Set problem: Of all the lines in the records, how many hold the word "Bench"? Answer with the number only.

Data section:
#####

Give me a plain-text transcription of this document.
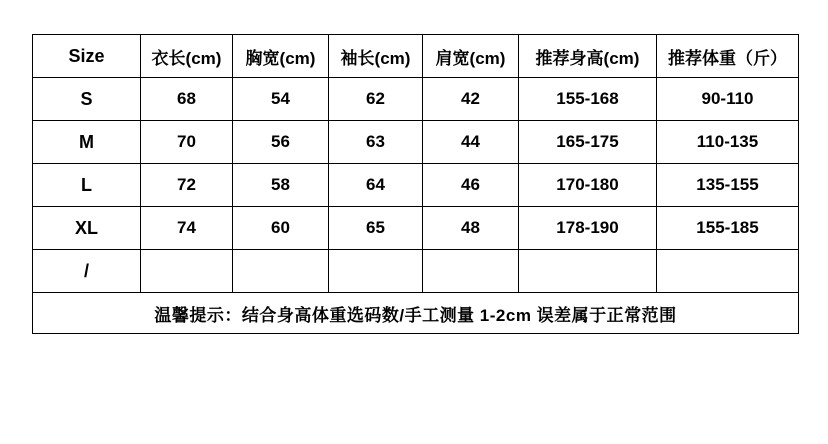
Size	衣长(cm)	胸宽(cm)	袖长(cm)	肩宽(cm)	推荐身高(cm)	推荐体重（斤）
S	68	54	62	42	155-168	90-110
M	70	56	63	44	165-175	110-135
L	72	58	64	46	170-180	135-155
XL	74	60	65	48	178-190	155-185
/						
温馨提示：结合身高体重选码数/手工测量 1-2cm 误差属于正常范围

#####

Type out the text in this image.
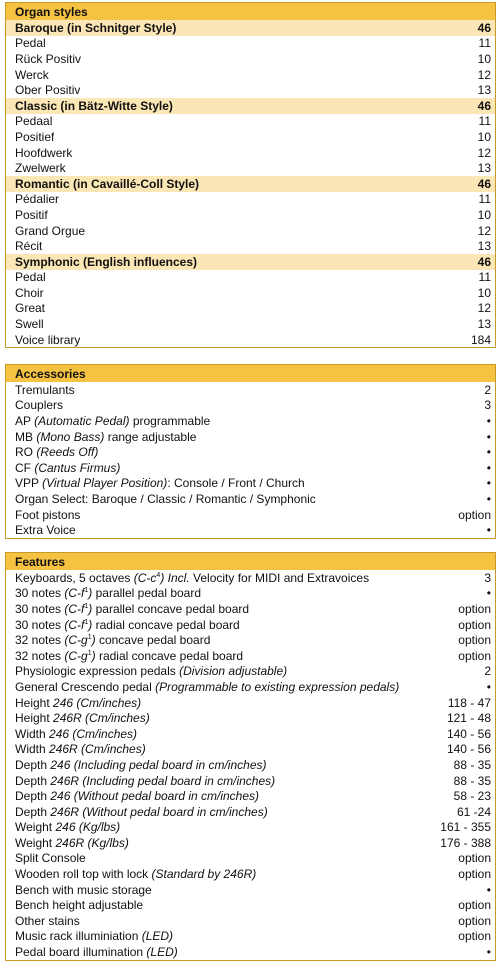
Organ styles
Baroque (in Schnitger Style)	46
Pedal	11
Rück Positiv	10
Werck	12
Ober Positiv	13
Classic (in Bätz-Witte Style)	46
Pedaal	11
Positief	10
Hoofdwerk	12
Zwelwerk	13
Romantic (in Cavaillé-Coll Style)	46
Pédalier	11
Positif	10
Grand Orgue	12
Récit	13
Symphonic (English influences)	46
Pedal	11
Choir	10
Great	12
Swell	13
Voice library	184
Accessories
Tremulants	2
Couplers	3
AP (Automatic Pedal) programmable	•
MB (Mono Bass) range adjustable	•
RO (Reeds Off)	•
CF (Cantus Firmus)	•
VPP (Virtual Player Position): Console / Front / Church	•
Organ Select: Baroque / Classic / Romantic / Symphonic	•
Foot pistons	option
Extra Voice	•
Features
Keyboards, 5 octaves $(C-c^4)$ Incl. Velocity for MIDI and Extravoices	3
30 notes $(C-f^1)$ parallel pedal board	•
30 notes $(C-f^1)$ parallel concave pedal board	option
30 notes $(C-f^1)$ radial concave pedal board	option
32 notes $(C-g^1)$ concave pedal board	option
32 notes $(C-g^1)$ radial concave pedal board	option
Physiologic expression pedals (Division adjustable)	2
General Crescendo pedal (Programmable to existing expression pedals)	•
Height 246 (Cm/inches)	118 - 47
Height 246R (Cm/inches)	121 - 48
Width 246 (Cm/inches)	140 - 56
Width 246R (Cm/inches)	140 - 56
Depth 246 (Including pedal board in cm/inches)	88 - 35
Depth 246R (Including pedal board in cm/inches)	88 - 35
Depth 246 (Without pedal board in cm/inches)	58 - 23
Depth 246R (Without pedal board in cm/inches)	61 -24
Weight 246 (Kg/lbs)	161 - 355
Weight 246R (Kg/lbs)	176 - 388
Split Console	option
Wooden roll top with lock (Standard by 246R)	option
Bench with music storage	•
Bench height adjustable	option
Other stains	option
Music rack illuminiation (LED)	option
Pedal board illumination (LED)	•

#####

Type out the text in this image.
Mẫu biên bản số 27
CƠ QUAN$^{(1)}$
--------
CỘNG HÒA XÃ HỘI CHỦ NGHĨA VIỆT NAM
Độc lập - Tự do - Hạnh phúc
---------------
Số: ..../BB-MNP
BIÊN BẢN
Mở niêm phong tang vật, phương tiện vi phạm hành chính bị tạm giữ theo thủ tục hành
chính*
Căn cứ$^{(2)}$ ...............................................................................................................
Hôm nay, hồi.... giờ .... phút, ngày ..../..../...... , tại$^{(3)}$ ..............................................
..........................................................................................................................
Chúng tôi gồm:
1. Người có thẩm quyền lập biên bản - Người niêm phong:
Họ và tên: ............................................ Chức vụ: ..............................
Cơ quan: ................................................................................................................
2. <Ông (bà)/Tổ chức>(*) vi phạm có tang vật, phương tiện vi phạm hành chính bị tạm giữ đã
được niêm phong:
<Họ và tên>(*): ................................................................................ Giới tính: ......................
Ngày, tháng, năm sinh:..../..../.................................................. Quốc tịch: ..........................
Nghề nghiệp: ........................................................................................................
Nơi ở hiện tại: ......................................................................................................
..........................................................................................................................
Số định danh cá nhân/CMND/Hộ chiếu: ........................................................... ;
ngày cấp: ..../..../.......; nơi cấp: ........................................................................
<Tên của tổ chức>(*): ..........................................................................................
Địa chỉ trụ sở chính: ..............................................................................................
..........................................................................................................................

#####

Reply to the task: 2